=== Qué se pide ===
Transcribe cada línea de las entradas que siguen sin alterar ni omitir un solo carácter.

=== Datos mostrados ===
= = =

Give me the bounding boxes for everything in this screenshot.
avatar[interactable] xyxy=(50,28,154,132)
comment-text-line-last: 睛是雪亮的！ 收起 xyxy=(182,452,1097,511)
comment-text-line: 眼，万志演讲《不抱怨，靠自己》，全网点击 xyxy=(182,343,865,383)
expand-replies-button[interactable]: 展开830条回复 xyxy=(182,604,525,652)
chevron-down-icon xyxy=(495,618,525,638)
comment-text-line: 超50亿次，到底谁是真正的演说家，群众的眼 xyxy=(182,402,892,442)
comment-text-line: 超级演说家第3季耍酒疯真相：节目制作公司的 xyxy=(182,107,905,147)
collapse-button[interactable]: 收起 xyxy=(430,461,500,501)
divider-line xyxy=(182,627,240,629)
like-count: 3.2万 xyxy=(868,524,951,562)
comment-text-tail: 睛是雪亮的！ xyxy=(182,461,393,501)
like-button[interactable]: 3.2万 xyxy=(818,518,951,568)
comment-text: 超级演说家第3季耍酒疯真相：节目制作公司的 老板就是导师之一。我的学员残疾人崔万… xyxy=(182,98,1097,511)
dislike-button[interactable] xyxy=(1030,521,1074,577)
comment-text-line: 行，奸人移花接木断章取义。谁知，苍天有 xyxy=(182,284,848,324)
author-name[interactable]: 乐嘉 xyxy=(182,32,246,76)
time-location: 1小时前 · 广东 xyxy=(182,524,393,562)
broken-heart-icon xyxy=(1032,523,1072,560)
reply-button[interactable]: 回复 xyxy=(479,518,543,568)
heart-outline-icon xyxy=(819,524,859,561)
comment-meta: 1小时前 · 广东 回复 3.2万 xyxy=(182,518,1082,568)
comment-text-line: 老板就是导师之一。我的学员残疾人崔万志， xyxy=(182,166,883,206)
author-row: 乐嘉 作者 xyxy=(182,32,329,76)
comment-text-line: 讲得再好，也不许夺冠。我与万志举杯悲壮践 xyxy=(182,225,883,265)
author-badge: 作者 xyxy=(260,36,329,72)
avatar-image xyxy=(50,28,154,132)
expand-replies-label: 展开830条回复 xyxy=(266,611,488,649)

= = =

=== Resultado ===
Give me the bounding boxes for everything in this screenshot.
avatar[interactable] xyxy=(50,28,154,132)
comment-text-line-last: 睛是雪亮的！ 收起 xyxy=(182,452,1097,511)
comment-text-line: 眼，万志演讲《不抱怨，靠自己》，全网点击 xyxy=(182,343,865,383)
expand-replies-button[interactable]: 展开830条回复 xyxy=(182,604,525,652)
chevron-down-icon xyxy=(495,618,525,638)
comment-text-line: 超50亿次，到底谁是真正的演说家，群众的眼 xyxy=(182,402,892,442)
comment-text-line: 超级演说家第3季耍酒疯真相：节目制作公司的 xyxy=(182,107,905,147)
collapse-button[interactable]: 收起 xyxy=(430,461,500,501)
divider-line xyxy=(182,627,240,629)
like-count: 3.2万 xyxy=(868,524,951,562)
comment-text-tail: 睛是雪亮的！ xyxy=(182,461,393,501)
like-button[interactable]: 3.2万 xyxy=(818,518,951,568)
comment-text: 超级演说家第3季耍酒疯真相：节目制作公司的 老板就是导师之一。我的学员残疾人崔万… xyxy=(182,98,1097,511)
dislike-button[interactable] xyxy=(1030,521,1074,577)
comment-text-line: 行，奸人移花接木断章取义。谁知，苍天有 xyxy=(182,284,848,324)
author-name[interactable]: 乐嘉 xyxy=(182,32,246,76)
time-location: 1小时前 · 广东 xyxy=(182,524,393,562)
broken-heart-icon xyxy=(1032,523,1072,560)
reply-button[interactable]: 回复 xyxy=(479,518,543,568)
heart-outline-icon xyxy=(819,524,859,561)
comment-meta: 1小时前 · 广东 回复 3.2万 xyxy=(182,518,1082,568)
comment-text-line: 老板就是导师之一。我的学员残疾人崔万志， xyxy=(182,166,883,206)
author-row: 乐嘉 作者 xyxy=(182,32,329,76)
comment-text-line: 讲得再好，也不许夺冠。我与万志举杯悲壮践 xyxy=(182,225,883,265)
author-badge: 作者 xyxy=(260,36,329,72)
avatar-image xyxy=(50,28,154,132)
expand-replies-label: 展开830条回复 xyxy=(266,611,488,649)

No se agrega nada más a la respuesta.